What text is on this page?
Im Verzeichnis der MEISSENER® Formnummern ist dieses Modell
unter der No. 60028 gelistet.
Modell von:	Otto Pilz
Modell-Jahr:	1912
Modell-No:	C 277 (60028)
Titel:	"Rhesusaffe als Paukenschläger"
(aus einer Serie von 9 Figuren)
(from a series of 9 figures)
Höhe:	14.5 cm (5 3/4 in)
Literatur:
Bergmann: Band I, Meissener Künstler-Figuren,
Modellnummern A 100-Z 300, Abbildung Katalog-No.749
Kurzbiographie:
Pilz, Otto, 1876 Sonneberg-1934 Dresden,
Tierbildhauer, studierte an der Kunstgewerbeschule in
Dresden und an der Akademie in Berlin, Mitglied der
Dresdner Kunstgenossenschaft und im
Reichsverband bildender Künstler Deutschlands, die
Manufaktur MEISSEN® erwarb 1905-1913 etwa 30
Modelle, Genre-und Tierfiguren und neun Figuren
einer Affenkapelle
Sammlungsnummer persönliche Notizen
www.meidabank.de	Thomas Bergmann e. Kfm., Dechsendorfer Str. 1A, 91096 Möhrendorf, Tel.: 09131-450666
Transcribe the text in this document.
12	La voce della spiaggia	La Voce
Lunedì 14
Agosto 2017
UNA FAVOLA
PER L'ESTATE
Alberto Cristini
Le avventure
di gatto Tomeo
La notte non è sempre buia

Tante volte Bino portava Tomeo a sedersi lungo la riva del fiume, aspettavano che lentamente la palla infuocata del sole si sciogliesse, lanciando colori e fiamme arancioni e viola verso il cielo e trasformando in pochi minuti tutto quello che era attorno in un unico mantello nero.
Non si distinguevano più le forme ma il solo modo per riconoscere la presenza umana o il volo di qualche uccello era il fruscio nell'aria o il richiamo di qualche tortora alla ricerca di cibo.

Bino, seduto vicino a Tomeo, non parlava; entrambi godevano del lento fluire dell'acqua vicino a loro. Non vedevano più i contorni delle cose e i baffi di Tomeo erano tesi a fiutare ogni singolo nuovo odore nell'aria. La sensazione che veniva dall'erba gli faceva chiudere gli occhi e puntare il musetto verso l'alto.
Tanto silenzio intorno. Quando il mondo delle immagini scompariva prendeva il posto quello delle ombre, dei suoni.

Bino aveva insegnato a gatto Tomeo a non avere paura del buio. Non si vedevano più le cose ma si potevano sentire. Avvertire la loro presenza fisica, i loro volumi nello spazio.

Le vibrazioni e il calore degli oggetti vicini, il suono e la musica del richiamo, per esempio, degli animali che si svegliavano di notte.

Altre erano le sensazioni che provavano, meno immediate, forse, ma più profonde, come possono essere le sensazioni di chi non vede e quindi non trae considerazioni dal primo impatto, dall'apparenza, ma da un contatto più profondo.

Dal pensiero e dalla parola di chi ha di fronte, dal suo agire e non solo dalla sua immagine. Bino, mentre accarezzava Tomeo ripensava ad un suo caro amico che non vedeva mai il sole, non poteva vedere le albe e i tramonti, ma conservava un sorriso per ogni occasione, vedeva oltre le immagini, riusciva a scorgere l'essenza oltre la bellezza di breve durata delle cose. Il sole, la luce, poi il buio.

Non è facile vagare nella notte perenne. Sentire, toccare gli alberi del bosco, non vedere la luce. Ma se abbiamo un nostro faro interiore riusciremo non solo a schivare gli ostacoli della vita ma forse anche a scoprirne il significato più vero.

= = = = =

Stated problem: Find each line with the string "einer" and copy it out.

Solved exercise:
(aus einer Serie von 9 Figuren)
einer Affenkapelle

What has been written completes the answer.